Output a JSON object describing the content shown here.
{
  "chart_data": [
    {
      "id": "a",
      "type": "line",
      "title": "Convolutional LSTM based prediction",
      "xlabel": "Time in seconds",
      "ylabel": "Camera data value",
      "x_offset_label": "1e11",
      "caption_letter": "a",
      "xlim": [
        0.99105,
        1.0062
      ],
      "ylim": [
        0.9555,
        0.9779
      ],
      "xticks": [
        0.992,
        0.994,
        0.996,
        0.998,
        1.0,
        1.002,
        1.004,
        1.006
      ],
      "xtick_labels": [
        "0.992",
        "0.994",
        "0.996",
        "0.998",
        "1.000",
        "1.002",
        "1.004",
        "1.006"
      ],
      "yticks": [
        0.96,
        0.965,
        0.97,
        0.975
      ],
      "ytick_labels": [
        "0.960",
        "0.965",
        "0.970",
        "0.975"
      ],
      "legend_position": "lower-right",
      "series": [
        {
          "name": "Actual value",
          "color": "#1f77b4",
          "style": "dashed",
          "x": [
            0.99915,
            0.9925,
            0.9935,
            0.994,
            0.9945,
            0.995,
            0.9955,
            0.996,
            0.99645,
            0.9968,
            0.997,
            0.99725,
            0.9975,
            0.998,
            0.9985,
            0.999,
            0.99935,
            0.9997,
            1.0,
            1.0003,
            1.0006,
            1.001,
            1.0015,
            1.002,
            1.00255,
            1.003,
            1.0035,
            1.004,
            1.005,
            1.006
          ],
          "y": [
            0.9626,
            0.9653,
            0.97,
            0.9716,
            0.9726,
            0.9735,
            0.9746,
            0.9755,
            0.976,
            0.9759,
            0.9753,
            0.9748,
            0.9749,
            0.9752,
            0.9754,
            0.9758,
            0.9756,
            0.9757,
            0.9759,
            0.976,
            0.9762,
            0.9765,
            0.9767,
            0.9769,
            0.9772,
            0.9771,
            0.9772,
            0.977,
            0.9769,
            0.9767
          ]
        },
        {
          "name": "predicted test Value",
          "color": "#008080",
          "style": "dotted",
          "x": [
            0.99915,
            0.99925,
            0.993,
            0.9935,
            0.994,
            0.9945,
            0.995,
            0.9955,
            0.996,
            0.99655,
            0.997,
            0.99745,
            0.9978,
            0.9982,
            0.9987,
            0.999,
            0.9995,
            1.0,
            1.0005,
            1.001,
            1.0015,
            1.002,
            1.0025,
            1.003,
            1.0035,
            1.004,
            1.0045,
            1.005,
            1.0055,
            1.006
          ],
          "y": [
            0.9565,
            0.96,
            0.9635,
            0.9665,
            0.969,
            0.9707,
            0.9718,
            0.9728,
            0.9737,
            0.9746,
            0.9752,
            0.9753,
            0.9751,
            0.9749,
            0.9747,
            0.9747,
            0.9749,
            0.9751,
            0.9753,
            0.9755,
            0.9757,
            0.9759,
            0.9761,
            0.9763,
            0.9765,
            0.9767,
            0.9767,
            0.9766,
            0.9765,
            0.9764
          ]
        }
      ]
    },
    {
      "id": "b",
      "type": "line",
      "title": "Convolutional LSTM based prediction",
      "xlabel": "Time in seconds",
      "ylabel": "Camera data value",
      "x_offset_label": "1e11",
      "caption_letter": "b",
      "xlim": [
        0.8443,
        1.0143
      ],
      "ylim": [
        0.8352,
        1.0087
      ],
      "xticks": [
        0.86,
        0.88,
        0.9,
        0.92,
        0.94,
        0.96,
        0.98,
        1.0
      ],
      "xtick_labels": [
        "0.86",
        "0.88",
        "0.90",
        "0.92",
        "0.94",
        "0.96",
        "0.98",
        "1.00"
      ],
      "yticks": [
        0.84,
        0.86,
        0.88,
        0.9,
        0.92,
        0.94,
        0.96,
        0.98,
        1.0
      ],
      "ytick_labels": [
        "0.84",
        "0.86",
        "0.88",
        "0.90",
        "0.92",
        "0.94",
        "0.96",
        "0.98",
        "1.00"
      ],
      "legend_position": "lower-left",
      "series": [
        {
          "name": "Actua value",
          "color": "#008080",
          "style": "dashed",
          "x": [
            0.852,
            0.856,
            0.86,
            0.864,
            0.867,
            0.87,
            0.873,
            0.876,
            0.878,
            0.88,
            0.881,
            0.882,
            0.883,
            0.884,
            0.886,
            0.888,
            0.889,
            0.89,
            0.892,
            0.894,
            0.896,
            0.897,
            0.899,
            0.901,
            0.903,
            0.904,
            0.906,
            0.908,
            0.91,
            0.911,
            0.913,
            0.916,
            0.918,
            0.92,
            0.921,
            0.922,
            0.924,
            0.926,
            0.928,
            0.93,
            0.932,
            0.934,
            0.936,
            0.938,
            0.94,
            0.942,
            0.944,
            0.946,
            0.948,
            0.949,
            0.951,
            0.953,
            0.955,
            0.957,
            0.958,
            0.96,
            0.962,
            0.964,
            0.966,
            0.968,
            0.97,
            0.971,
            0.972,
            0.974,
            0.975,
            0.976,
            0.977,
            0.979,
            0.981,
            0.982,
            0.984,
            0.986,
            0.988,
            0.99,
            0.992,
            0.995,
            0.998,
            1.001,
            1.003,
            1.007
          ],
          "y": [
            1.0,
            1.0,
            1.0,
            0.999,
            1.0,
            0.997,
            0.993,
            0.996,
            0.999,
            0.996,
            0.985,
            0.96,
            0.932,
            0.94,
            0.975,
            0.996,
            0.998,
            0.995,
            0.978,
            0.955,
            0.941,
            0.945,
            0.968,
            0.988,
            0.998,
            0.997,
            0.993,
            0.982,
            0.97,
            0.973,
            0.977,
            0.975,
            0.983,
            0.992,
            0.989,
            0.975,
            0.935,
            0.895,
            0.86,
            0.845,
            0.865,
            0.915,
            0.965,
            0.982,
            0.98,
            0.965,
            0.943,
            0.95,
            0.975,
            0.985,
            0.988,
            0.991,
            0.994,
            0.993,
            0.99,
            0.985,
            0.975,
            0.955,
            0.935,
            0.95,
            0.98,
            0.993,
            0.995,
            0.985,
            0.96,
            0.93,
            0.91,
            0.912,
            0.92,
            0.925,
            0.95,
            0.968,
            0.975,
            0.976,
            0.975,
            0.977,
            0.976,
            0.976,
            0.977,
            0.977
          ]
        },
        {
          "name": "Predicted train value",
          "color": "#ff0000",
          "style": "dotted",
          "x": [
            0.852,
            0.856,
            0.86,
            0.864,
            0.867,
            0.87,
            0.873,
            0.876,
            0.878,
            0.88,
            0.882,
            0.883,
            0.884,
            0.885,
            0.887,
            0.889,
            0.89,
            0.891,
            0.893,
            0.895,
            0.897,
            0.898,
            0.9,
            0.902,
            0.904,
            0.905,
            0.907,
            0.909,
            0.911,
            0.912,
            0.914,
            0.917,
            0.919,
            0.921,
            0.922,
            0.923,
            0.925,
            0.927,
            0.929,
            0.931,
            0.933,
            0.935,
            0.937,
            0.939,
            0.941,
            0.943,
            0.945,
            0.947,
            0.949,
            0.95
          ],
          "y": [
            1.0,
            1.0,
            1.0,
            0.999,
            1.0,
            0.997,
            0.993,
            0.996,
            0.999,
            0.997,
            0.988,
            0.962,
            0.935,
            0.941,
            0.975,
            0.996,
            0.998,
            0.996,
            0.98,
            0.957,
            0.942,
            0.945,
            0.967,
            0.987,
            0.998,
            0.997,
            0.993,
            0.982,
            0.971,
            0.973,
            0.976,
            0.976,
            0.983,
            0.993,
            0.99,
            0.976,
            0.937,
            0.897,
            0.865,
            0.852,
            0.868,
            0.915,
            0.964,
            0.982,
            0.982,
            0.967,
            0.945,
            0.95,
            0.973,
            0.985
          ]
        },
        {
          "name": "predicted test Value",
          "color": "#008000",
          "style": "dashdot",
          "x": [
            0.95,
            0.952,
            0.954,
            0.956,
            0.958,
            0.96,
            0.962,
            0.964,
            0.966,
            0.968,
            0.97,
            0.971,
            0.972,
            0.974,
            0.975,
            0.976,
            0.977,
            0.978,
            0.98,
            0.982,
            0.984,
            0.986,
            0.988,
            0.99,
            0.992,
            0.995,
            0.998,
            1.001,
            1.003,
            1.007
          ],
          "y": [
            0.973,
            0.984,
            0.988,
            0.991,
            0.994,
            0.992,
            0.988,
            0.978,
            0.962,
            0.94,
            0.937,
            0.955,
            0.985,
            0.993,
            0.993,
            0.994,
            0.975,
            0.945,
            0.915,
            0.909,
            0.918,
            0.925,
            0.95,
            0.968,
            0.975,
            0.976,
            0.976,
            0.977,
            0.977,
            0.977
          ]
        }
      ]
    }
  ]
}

◇ ◇ ◇ ◇ ◇ ◇ ◇

• [GOAL]
Reply with nothing but the number of lines that contain the word "lower".

• [TASK RESULT]
2